• Directions for this task: Gather from the material every line that contains the string "administrativos".

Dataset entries
<<<<
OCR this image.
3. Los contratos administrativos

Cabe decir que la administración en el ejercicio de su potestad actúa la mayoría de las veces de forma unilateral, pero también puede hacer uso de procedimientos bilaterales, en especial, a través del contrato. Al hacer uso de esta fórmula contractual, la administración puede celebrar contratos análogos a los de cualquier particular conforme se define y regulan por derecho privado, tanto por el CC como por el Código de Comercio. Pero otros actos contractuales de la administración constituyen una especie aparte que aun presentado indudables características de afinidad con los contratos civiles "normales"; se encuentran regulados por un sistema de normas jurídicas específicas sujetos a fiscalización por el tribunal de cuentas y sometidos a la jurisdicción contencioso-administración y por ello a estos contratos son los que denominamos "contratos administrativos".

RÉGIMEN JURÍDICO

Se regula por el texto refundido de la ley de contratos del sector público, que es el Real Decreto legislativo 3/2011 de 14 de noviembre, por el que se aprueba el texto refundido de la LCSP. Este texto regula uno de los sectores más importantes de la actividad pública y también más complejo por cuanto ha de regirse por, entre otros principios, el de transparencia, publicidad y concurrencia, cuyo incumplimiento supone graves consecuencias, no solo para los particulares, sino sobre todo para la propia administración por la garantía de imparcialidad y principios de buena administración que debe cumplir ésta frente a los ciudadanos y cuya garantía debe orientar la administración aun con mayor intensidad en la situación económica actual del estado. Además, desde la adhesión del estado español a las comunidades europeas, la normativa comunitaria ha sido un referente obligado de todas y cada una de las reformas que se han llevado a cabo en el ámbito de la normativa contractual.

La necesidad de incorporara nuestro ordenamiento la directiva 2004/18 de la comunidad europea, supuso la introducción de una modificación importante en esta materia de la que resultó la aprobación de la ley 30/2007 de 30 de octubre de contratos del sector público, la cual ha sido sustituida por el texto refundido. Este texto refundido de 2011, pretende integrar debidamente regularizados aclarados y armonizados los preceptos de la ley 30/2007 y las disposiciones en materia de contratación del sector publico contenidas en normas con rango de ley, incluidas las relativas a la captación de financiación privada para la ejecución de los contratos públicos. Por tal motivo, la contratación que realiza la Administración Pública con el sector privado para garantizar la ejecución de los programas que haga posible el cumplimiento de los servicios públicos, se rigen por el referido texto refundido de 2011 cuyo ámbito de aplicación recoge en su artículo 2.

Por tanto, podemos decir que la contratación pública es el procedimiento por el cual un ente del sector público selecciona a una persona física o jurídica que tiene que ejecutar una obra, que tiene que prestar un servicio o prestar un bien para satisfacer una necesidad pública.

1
>>>>
• Result:
3. Los contratos administrativos
Cabe decir que la administración en el ejercicio de su potestad actúa la mayoría de las veces de forma unilateral, pero también puede hacer uso de procedimientos bilaterales, en especial, a través del contrato. Al hacer uso de esta fórmula contractual, la administración puede celebrar contratos análogos a los de cualquier particular conforme se define y regulan por derecho privado, tanto por el CC como por el Código de Comercio. Pero otros actos contractuales de la administración constituyen una especie aparte que aun presentado indudables características de afinidad con los contratos civiles "normales"; se encuentran regulados por un sistema de normas jurídicas específicas sujetos a fiscalización por el tribunal de cuentas y sometidos a la jurisdicción contencioso-administración y por ello a estos contratos son los que denominamos "contratos administrativos".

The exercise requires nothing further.